● **Task goal**: Only one number is wanted here: how many lines of the data hold "really".

Stored data:
* * * * * * *
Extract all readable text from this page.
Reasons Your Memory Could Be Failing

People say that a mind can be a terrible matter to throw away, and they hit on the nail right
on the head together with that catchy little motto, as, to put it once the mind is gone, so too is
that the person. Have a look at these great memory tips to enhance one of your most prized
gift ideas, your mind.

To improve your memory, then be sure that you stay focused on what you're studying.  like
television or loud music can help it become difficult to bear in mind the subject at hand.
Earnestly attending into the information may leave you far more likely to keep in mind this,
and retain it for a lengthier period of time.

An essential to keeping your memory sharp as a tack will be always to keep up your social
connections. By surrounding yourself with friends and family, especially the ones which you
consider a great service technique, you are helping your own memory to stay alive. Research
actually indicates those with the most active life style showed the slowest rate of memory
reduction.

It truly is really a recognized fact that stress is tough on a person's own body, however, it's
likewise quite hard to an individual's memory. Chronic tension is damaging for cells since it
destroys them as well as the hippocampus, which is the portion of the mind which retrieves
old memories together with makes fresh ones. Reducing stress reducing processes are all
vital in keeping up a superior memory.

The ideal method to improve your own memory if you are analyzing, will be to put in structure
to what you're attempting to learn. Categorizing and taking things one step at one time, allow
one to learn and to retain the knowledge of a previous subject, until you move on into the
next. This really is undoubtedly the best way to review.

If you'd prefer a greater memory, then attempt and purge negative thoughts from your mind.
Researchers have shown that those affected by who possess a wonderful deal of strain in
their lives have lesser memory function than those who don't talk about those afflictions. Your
* * * * * * *
● **Written response**: 2